Each line that follows is to be retyped exactly.

*RECORDS TO PROCESS*.
Begin
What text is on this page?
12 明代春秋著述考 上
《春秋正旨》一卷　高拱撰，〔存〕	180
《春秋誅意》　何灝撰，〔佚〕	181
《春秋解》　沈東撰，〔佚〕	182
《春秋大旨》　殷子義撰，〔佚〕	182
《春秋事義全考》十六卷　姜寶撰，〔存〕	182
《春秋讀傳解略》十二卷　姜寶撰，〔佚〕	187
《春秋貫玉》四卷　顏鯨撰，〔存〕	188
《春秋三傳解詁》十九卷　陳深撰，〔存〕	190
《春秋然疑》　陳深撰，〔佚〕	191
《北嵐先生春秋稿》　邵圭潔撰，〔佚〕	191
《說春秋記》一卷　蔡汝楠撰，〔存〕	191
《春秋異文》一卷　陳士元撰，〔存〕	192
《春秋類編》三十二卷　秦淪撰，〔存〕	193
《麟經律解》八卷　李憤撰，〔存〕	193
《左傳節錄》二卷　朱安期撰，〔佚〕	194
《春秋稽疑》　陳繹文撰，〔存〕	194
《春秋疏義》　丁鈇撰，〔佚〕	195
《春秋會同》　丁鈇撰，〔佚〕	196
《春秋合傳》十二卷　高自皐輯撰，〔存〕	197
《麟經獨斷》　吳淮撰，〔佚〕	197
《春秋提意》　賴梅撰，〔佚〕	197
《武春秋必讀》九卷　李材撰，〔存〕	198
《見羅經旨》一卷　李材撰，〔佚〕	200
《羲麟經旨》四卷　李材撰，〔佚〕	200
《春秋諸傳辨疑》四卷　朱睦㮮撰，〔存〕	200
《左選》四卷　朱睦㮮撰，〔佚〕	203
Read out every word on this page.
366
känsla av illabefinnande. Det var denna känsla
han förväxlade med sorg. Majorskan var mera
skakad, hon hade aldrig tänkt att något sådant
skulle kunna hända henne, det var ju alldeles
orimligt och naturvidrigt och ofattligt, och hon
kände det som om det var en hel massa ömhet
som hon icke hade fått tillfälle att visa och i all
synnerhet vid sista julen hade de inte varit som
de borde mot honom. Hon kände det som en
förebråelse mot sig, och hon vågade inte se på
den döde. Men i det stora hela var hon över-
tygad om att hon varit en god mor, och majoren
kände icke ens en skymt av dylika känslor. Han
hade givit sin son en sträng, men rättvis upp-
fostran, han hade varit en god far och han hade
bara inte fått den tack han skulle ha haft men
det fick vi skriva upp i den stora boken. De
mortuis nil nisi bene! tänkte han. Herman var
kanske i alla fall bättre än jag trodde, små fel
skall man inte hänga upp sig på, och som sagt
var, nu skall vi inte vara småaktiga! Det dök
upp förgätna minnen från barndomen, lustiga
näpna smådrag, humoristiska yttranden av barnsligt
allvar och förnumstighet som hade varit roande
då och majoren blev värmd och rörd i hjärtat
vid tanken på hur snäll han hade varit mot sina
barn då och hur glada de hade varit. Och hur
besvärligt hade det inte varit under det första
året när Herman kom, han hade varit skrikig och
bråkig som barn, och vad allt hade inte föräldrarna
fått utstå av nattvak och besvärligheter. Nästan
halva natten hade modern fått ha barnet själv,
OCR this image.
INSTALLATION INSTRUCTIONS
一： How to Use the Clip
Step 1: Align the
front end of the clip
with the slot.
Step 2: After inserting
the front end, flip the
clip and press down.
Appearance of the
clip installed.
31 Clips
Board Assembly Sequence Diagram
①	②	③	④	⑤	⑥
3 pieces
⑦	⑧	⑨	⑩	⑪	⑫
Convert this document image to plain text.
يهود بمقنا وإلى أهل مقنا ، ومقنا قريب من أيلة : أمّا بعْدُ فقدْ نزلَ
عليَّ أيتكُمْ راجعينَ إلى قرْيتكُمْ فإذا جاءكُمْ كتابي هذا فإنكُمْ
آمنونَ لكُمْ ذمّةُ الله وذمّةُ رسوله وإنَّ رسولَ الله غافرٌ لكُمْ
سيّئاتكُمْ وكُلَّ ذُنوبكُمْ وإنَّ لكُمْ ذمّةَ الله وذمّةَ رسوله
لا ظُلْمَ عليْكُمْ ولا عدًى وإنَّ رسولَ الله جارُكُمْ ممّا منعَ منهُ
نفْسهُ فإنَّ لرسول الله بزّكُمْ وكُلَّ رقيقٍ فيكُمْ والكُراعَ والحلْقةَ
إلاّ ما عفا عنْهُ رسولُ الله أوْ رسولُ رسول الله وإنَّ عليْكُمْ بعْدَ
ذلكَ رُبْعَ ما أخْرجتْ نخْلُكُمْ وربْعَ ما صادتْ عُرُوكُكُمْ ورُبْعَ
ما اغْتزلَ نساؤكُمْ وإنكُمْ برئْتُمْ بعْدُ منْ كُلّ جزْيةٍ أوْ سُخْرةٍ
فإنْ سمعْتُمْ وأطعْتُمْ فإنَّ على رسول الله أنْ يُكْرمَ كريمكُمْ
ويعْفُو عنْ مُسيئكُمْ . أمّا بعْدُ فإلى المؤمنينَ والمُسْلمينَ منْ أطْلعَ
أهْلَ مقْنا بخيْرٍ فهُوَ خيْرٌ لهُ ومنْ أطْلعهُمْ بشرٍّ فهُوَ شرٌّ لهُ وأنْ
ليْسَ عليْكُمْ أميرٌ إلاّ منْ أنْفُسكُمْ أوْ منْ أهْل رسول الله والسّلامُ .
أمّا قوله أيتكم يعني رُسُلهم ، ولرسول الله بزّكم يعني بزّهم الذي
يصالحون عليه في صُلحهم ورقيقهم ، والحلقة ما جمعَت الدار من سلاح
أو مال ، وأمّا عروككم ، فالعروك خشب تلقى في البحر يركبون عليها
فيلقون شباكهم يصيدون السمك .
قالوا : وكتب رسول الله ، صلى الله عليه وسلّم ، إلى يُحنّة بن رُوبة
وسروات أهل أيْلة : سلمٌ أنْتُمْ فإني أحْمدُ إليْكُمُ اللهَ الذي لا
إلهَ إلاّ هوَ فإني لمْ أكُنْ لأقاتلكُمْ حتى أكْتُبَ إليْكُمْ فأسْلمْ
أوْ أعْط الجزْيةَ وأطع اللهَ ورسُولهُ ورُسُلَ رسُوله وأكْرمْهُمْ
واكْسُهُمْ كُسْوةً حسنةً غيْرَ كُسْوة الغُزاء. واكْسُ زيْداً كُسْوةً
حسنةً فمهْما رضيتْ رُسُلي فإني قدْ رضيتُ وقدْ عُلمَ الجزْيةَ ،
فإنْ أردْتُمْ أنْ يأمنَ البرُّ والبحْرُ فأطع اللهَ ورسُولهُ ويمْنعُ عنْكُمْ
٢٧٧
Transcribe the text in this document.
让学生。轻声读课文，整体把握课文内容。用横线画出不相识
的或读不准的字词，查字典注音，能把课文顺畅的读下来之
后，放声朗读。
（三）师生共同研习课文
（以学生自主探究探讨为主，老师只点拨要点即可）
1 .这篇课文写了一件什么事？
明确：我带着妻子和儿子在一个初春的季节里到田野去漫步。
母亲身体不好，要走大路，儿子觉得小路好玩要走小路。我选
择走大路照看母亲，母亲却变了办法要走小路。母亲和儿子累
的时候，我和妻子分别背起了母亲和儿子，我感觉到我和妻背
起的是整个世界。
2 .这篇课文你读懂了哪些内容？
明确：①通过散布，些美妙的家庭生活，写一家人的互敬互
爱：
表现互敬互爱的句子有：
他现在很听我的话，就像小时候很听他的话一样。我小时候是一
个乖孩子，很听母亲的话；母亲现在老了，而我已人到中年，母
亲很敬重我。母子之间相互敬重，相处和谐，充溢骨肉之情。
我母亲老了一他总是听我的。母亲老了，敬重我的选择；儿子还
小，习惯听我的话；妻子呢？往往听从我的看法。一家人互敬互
End
*SOLUTION TO THE PROBLEM*.
What text is on this page?
12 明代春秋著述考 上
《春秋正旨》一卷　高拱撰，〔存〕	180
《春秋誅意》　何灝撰，〔佚〕	181
《春秋解》　沈東撰，〔佚〕	182
《春秋大旨》　殷子義撰，〔佚〕	182
《春秋事義全考》十六卷　姜寶撰，〔存〕	182
《春秋讀傳解略》十二卷　姜寶撰，〔佚〕	187
《春秋貫玉》四卷　顏鯨撰，〔存〕	188
《春秋三傳解詁》十九卷　陳深撰，〔存〕	190
《春秋然疑》　陳深撰，〔佚〕	191
《北嵐先生春秋稿》　邵圭潔撰，〔佚〕	191
《說春秋記》一卷　蔡汝楠撰，〔存〕	191
《春秋異文》一卷　陳士元撰，〔存〕	192
《春秋類編》三十二卷　秦淪撰，〔存〕	193
《麟經律解》八卷　李憤撰，〔存〕	193
《左傳節錄》二卷　朱安期撰，〔佚〕	194
《春秋稽疑》　陳繹文撰，〔存〕	194
《春秋疏義》　丁鈇撰，〔佚〕	195
《春秋會同》　丁鈇撰，〔佚〕	196
《春秋合傳》十二卷　高自皐輯撰，〔存〕	197
《麟經獨斷》　吳淮撰，〔佚〕	197
《春秋提意》　賴梅撰，〔佚〕	197
《武春秋必讀》九卷　李材撰，〔存〕	198
《見羅經旨》一卷　李材撰，〔佚〕	200
《羲麟經旨》四卷　李材撰，〔佚〕	200
《春秋諸傳辨疑》四卷　朱睦㮮撰，〔存〕	200
《左選》四卷　朱睦㮮撰，〔佚〕	203
Read out every word on this page.
366
känsla av illabefinnande. Det var denna känsla
han förväxlade med sorg. Majorskan var mera
skakad, hon hade aldrig tänkt att något sådant
skulle kunna hända henne, det var ju alldeles
orimligt och naturvidrigt och ofattligt, och hon
kände det som om det var en hel massa ömhet
som hon icke hade fått tillfälle att visa och i all
synnerhet vid sista julen hade de inte varit som
de borde mot honom. Hon kände det som en
förebråelse mot sig, och hon vågade inte se på
den döde. Men i det stora hela var hon över-
tygad om att hon varit en god mor, och majoren
kände icke ens en skymt av dylika känslor. Han
hade givit sin son en sträng, men rättvis upp-
fostran, han hade varit en god far och han hade
bara inte fått den tack han skulle ha haft men
det fick vi skriva upp i den stora boken. De
mortuis nil nisi bene! tänkte han. Herman var
kanske i alla fall bättre än jag trodde, små fel
skall man inte hänga upp sig på, och som sagt
var, nu skall vi inte vara småaktiga! Det dök
upp förgätna minnen från barndomen, lustiga
näpna smådrag, humoristiska yttranden av barnsligt
allvar och förnumstighet som hade varit roande
då och majoren blev värmd och rörd i hjärtat
vid tanken på hur snäll han hade varit mot sina
barn då och hur glada de hade varit. Och hur
besvärligt hade det inte varit under det första
året när Herman kom, han hade varit skrikig och
bråkig som barn, och vad allt hade inte föräldrarna
fått utstå av nattvak och besvärligheter. Nästan
halva natten hade modern fått ha barnet själv,
OCR this image.
INSTALLATION INSTRUCTIONS
一： How to Use the Clip
Step 1: Align the
front end of the clip
with the slot.
Step 2: After inserting
the front end, flip the
clip and press down.
Appearance of the
clip installed.
31 Clips
Board Assembly Sequence Diagram
①	②	③	④	⑤	⑥
3 pieces
⑦	⑧	⑨	⑩	⑪	⑫
Convert this document image to plain text.
يهود بمقنا وإلى أهل مقنا ، ومقنا قريب من أيلة : أمّا بعْدُ فقدْ نزلَ
عليَّ أيتكُمْ راجعينَ إلى قرْيتكُمْ فإذا جاءكُمْ كتابي هذا فإنكُمْ
آمنونَ لكُمْ ذمّةُ الله وذمّةُ رسوله وإنَّ رسولَ الله غافرٌ لكُمْ
سيّئاتكُمْ وكُلَّ ذُنوبكُمْ وإنَّ لكُمْ ذمّةَ الله وذمّةَ رسوله
لا ظُلْمَ عليْكُمْ ولا عدًى وإنَّ رسولَ الله جارُكُمْ ممّا منعَ منهُ
نفْسهُ فإنَّ لرسول الله بزّكُمْ وكُلَّ رقيقٍ فيكُمْ والكُراعَ والحلْقةَ
إلاّ ما عفا عنْهُ رسولُ الله أوْ رسولُ رسول الله وإنَّ عليْكُمْ بعْدَ
ذلكَ رُبْعَ ما أخْرجتْ نخْلُكُمْ وربْعَ ما صادتْ عُرُوكُكُمْ ورُبْعَ
ما اغْتزلَ نساؤكُمْ وإنكُمْ برئْتُمْ بعْدُ منْ كُلّ جزْيةٍ أوْ سُخْرةٍ
فإنْ سمعْتُمْ وأطعْتُمْ فإنَّ على رسول الله أنْ يُكْرمَ كريمكُمْ
ويعْفُو عنْ مُسيئكُمْ . أمّا بعْدُ فإلى المؤمنينَ والمُسْلمينَ منْ أطْلعَ
أهْلَ مقْنا بخيْرٍ فهُوَ خيْرٌ لهُ ومنْ أطْلعهُمْ بشرٍّ فهُوَ شرٌّ لهُ وأنْ
ليْسَ عليْكُمْ أميرٌ إلاّ منْ أنْفُسكُمْ أوْ منْ أهْل رسول الله والسّلامُ .
أمّا قوله أيتكم يعني رُسُلهم ، ولرسول الله بزّكم يعني بزّهم الذي
يصالحون عليه في صُلحهم ورقيقهم ، والحلقة ما جمعَت الدار من سلاح
أو مال ، وأمّا عروككم ، فالعروك خشب تلقى في البحر يركبون عليها
فيلقون شباكهم يصيدون السمك .
قالوا : وكتب رسول الله ، صلى الله عليه وسلّم ، إلى يُحنّة بن رُوبة
وسروات أهل أيْلة : سلمٌ أنْتُمْ فإني أحْمدُ إليْكُمُ اللهَ الذي لا
إلهَ إلاّ هوَ فإني لمْ أكُنْ لأقاتلكُمْ حتى أكْتُبَ إليْكُمْ فأسْلمْ
أوْ أعْط الجزْيةَ وأطع اللهَ ورسُولهُ ورُسُلَ رسُوله وأكْرمْهُمْ
واكْسُهُمْ كُسْوةً حسنةً غيْرَ كُسْوة الغُزاء. واكْسُ زيْداً كُسْوةً
حسنةً فمهْما رضيتْ رُسُلي فإني قدْ رضيتُ وقدْ عُلمَ الجزْيةَ ،
فإنْ أردْتُمْ أنْ يأمنَ البرُّ والبحْرُ فأطع اللهَ ورسُولهُ ويمْنعُ عنْكُمْ
٢٧٧
Transcribe the text in this document.
让学生。轻声读课文，整体把握课文内容。用横线画出不相识
的或读不准的字词，查字典注音，能把课文顺畅的读下来之
后，放声朗读。
（三）师生共同研习课文
（以学生自主探究探讨为主，老师只点拨要点即可）
1 .这篇课文写了一件什么事？
明确：我带着妻子和儿子在一个初春的季节里到田野去漫步。
母亲身体不好，要走大路，儿子觉得小路好玩要走小路。我选
择走大路照看母亲，母亲却变了办法要走小路。母亲和儿子累
的时候，我和妻子分别背起了母亲和儿子，我感觉到我和妻背
起的是整个世界。
2 .这篇课文你读懂了哪些内容？
明确：①通过散布，些美妙的家庭生活，写一家人的互敬互
爱：
表现互敬互爱的句子有：
他现在很听我的话，就像小时候很听他的话一样。我小时候是一
个乖孩子，很听母亲的话；母亲现在老了，而我已人到中年，母
亲很敬重我。母子之间相互敬重，相处和谐，充溢骨肉之情。
我母亲老了一他总是听我的。母亲老了，敬重我的选择；儿子还
小，习惯听我的话；妻子呢？往往听从我的看法。一家人互敬互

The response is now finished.